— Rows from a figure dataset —

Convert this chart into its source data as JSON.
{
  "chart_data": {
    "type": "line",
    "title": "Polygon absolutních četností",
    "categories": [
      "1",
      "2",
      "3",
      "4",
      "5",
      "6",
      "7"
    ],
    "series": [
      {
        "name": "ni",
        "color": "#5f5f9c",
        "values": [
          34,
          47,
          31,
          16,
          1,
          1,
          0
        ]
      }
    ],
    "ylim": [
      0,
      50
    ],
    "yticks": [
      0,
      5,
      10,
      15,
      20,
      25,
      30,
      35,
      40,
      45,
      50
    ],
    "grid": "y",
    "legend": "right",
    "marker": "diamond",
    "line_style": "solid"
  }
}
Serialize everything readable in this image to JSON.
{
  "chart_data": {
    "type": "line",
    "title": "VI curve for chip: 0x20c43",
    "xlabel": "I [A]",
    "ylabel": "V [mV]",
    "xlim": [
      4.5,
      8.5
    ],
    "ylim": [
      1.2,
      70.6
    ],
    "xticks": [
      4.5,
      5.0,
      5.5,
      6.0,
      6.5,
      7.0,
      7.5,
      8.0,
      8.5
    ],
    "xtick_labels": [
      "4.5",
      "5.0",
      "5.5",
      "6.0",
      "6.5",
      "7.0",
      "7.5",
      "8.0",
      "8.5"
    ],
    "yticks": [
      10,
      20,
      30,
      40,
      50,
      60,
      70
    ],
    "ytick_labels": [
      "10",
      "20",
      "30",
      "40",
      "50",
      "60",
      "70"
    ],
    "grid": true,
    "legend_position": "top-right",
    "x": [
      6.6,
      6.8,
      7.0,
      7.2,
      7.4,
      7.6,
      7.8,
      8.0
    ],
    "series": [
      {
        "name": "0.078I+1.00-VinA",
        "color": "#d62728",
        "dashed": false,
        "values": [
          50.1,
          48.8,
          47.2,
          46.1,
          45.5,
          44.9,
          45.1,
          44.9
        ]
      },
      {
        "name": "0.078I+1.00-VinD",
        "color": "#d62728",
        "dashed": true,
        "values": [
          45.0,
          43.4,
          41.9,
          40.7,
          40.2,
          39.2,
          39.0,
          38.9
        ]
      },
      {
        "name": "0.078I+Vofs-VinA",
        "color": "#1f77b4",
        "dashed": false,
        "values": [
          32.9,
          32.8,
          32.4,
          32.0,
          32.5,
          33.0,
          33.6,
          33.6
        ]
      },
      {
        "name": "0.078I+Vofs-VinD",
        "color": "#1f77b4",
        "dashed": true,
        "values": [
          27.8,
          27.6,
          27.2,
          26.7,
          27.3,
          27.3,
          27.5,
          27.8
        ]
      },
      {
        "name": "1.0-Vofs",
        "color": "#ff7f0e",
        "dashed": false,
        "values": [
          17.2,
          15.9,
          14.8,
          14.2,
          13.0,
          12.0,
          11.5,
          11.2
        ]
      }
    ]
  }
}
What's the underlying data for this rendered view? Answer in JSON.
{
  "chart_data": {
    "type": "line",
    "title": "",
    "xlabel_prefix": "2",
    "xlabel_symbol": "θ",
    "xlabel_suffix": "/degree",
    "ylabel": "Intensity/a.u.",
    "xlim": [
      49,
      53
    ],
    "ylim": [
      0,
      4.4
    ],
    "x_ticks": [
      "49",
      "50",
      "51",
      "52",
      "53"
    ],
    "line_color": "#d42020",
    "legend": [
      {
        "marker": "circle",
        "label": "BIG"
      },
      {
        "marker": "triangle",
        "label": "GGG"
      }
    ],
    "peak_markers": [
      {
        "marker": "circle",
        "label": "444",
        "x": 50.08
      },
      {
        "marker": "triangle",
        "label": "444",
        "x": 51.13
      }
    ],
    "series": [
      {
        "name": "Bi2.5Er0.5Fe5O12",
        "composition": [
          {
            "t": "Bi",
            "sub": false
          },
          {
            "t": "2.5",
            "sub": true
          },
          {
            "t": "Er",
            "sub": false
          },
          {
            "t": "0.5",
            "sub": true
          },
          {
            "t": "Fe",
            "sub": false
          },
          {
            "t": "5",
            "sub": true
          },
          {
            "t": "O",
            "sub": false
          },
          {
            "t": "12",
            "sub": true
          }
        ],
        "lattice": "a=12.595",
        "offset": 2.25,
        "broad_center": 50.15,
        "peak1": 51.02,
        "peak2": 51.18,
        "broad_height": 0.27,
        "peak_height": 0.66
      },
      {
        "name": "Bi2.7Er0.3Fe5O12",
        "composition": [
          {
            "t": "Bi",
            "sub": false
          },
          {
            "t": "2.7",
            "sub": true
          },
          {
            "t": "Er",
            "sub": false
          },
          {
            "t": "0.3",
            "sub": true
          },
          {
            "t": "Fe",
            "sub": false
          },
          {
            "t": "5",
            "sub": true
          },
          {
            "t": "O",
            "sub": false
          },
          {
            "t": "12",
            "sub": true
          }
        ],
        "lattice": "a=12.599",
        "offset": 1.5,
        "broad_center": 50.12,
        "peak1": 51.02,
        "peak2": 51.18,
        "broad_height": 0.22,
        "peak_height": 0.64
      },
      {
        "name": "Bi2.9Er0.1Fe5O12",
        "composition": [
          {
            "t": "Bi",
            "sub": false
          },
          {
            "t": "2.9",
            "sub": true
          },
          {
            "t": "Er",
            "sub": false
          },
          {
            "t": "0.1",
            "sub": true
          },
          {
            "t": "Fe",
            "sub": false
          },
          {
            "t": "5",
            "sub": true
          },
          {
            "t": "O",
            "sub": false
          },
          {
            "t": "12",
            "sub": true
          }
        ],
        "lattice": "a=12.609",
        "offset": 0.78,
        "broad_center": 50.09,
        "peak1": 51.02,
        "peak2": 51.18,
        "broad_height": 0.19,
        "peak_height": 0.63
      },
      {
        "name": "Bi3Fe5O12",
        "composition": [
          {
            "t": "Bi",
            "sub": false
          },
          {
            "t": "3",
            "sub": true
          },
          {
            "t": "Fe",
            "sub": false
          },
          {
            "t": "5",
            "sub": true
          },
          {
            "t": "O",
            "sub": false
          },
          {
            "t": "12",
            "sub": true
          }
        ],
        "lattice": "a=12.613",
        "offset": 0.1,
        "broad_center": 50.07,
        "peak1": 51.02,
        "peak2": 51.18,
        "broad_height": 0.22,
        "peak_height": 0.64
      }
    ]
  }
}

— REQUIRED WORK —
Working from the material above, retype it in its entirety without change.

— THE RESPONSE —
Convert this chart into its source data as JSON.
{
  "chart_data": {
    "type": "line",
    "title": "Polygon absolutních četností",
    "categories": [
      "1",
      "2",
      "3",
      "4",
      "5",
      "6",
      "7"
    ],
    "series": [
      {
        "name": "ni",
        "color": "#5f5f9c",
        "values": [
          34,
          47,
          31,
          16,
          1,
          1,
          0
        ]
      }
    ],
    "ylim": [
      0,
      50
    ],
    "yticks": [
      0,
      5,
      10,
      15,
      20,
      25,
      30,
      35,
      40,
      45,
      50
    ],
    "grid": "y",
    "legend": "right",
    "marker": "diamond",
    "line_style": "solid"
  }
}
Serialize everything readable in this image to JSON.
{
  "chart_data": {
    "type": "line",
    "title": "VI curve for chip: 0x20c43",
    "xlabel": "I [A]",
    "ylabel": "V [mV]",
    "xlim": [
      4.5,
      8.5
    ],
    "ylim": [
      1.2,
      70.6
    ],
    "xticks": [
      4.5,
      5.0,
      5.5,
      6.0,
      6.5,
      7.0,
      7.5,
      8.0,
      8.5
    ],
    "xtick_labels": [
      "4.5",
      "5.0",
      "5.5",
      "6.0",
      "6.5",
      "7.0",
      "7.5",
      "8.0",
      "8.5"
    ],
    "yticks": [
      10,
      20,
      30,
      40,
      50,
      60,
      70
    ],
    "ytick_labels": [
      "10",
      "20",
      "30",
      "40",
      "50",
      "60",
      "70"
    ],
    "grid": true,
    "legend_position": "top-right",
    "x": [
      6.6,
      6.8,
      7.0,
      7.2,
      7.4,
      7.6,
      7.8,
      8.0
    ],
    "series": [
      {
        "name": "0.078I+1.00-VinA",
        "color": "#d62728",
        "dashed": false,
        "values": [
          50.1,
          48.8,
          47.2,
          46.1,
          45.5,
          44.9,
          45.1,
          44.9
        ]
      },
      {
        "name": "0.078I+1.00-VinD",
        "color": "#d62728",
        "dashed": true,
        "values": [
          45.0,
          43.4,
          41.9,
          40.7,
          40.2,
          39.2,
          39.0,
          38.9
        ]
      },
      {
        "name": "0.078I+Vofs-VinA",
        "color": "#1f77b4",
        "dashed": false,
        "values": [
          32.9,
          32.8,
          32.4,
          32.0,
          32.5,
          33.0,
          33.6,
          33.6
        ]
      },
      {
        "name": "0.078I+Vofs-VinD",
        "color": "#1f77b4",
        "dashed": true,
        "values": [
          27.8,
          27.6,
          27.2,
          26.7,
          27.3,
          27.3,
          27.5,
          27.8
        ]
      },
      {
        "name": "1.0-Vofs",
        "color": "#ff7f0e",
        "dashed": false,
        "values": [
          17.2,
          15.9,
          14.8,
          14.2,
          13.0,
          12.0,
          11.5,
          11.2
        ]
      }
    ]
  }
}
What's the underlying data for this rendered view? Answer in JSON.
{
  "chart_data": {
    "type": "line",
    "title": "",
    "xlabel_prefix": "2",
    "xlabel_symbol": "θ",
    "xlabel_suffix": "/degree",
    "ylabel": "Intensity/a.u.",
    "xlim": [
      49,
      53
    ],
    "ylim": [
      0,
      4.4
    ],
    "x_ticks": [
      "49",
      "50",
      "51",
      "52",
      "53"
    ],
    "line_color": "#d42020",
    "legend": [
      {
        "marker": "circle",
        "label": "BIG"
      },
      {
        "marker": "triangle",
        "label": "GGG"
      }
    ],
    "peak_markers": [
      {
        "marker": "circle",
        "label": "444",
        "x": 50.08
      },
      {
        "marker": "triangle",
        "label": "444",
        "x": 51.13
      }
    ],
    "series": [
      {
        "name": "Bi2.5Er0.5Fe5O12",
        "composition": [
          {
            "t": "Bi",
            "sub": false
          },
          {
            "t": "2.5",
            "sub": true
          },
          {
            "t": "Er",
            "sub": false
          },
          {
            "t": "0.5",
            "sub": true
          },
          {
            "t": "Fe",
            "sub": false
          },
          {
            "t": "5",
            "sub": true
          },
          {
            "t": "O",
            "sub": false
          },
          {
            "t": "12",
            "sub": true
          }
        ],
        "lattice": "a=12.595",
        "offset": 2.25,
        "broad_center": 50.15,
        "peak1": 51.02,
        "peak2": 51.18,
        "broad_height": 0.27,
        "peak_height": 0.66
      },
      {
        "name": "Bi2.7Er0.3Fe5O12",
        "composition": [
          {
            "t": "Bi",
            "sub": false
          },
          {
            "t": "2.7",
            "sub": true
          },
          {
            "t": "Er",
            "sub": false
          },
          {
            "t": "0.3",
            "sub": true
          },
          {
            "t": "Fe",
            "sub": false
          },
          {
            "t": "5",
            "sub": true
          },
          {
            "t": "O",
            "sub": false
          },
          {
            "t": "12",
            "sub": true
          }
        ],
        "lattice": "a=12.599",
        "offset": 1.5,
        "broad_center": 50.12,
        "peak1": 51.02,
        "peak2": 51.18,
        "broad_height": 0.22,
        "peak_height": 0.64
      },
      {
        "name": "Bi2.9Er0.1Fe5O12",
        "composition": [
          {
            "t": "Bi",
            "sub": false
          },
          {
            "t": "2.9",
            "sub": true
          },
          {
            "t": "Er",
            "sub": false
          },
          {
            "t": "0.1",
            "sub": true
          },
          {
            "t": "Fe",
            "sub": false
          },
          {
            "t": "5",
            "sub": true
          },
          {
            "t": "O",
            "sub": false
          },
          {
            "t": "12",
            "sub": true
          }
        ],
        "lattice": "a=12.609",
        "offset": 0.78,
        "broad_center": 50.09,
        "peak1": 51.02,
        "peak2": 51.18,
        "broad_height": 0.19,
        "peak_height": 0.63
      },
      {
        "name": "Bi3Fe5O12",
        "composition": [
          {
            "t": "Bi",
            "sub": false
          },
          {
            "t": "3",
            "sub": true
          },
          {
            "t": "Fe",
            "sub": false
          },
          {
            "t": "5",
            "sub": true
          },
          {
            "t": "O",
            "sub": false
          },
          {
            "t": "12",
            "sub": true
          }
        ],
        "lattice": "a=12.613",
        "offset": 0.1,
        "broad_center": 50.07,
        "peak1": 51.02,
        "peak2": 51.18,
        "broad_height": 0.22,
        "peak_height": 0.64
      }
    ]
  }
}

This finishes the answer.